### Task to complete
Without the pictures, set down every line of the data exactly.

### Data for the task
☆ ☆ ☆ ☆ ☆ ☆ ☆
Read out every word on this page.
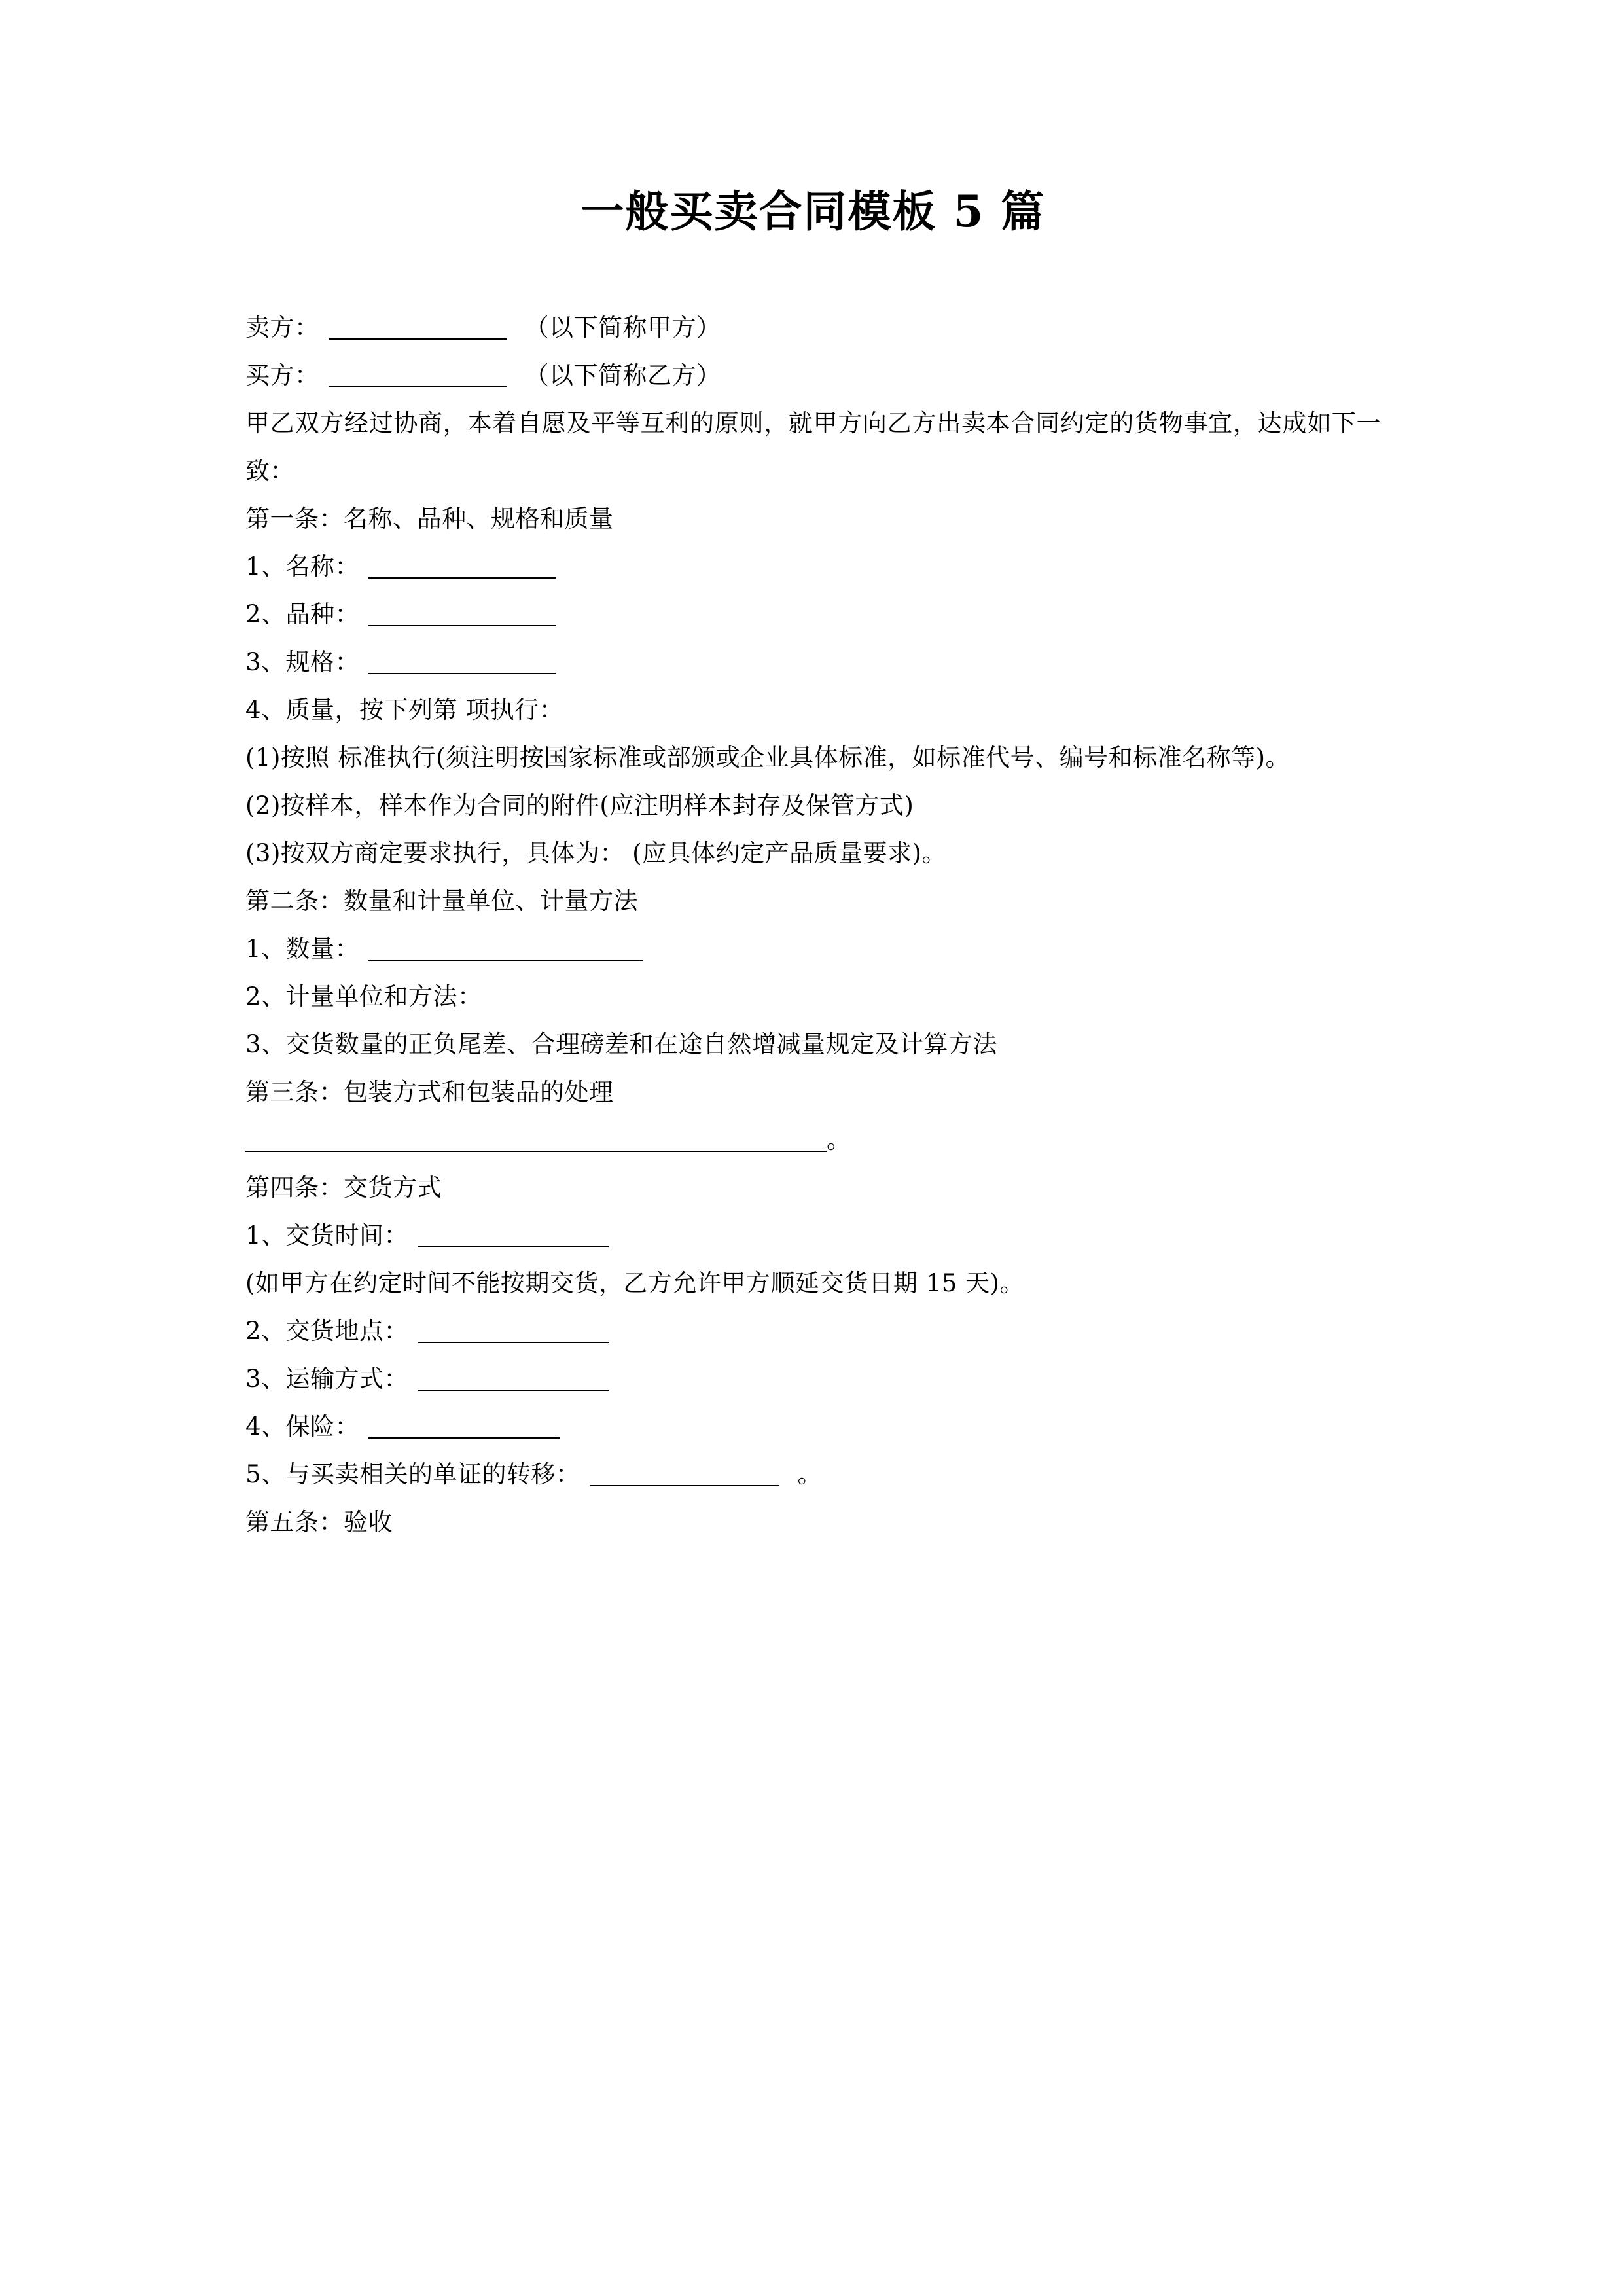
一般买卖合同模板 5 篇

卖方：	（以下简称甲方）

买方：	（以下简称乙方）

甲乙双方经过协商，本着自愿及平等互利的原则，就甲方向乙方出卖本合同约定的货物事宜，达成如下一致：

第一条：名称、品种、规格和质量

1、名称：

2、品种：

3、规格：

4、质量，按下列第 项执行：

(1)按照 标准执行(须注明按国家标准或部颁或企业具体标准，如标准代号、编号和标准名称等)。

(2)按样本，样本作为合同的附件(应注明样本封存及保管方式)

(3)按双方商定要求执行，具体为： (应具体约定产品质量要求)。

第二条：数量和计量单位、计量方法

1、数量：

2、计量单位和方法：

3、交货数量的正负尾差、合理磅差和在途自然增减量规定及计算方法

第三条：包装方式和包装品的处理

。

第四条：交货方式

1、交货时间：

(如甲方在约定时间不能按期交货，乙方允许甲方顺延交货日期 15 天)。

2、交货地点：

3、运输方式：

4、保险：

5、与买卖相关的单证的转移：	。

第五条：验收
☆ ☆ ☆ ☆ ☆ ☆ ☆
### Right answer
Read out every word on this page.
一般买卖合同模板 5 篇

卖方：	（以下简称甲方）

买方：	（以下简称乙方）

甲乙双方经过协商，本着自愿及平等互利的原则，就甲方向乙方出卖本合同约定的货物事宜，达成如下一致：

第一条：名称、品种、规格和质量

1、名称：

2、品种：

3、规格：

4、质量，按下列第 项执行：

(1)按照 标准执行(须注明按国家标准或部颁或企业具体标准，如标准代号、编号和标准名称等)。

(2)按样本，样本作为合同的附件(应注明样本封存及保管方式)

(3)按双方商定要求执行，具体为： (应具体约定产品质量要求)。

第二条：数量和计量单位、计量方法

1、数量：

2、计量单位和方法：

3、交货数量的正负尾差、合理磅差和在途自然增减量规定及计算方法

第三条：包装方式和包装品的处理

。

第四条：交货方式

1、交货时间：

(如甲方在约定时间不能按期交货，乙方允许甲方顺延交货日期 15 天)。

2、交货地点：

3、运输方式：

4、保险：

5、与买卖相关的单证的转移：	。

第五条：验收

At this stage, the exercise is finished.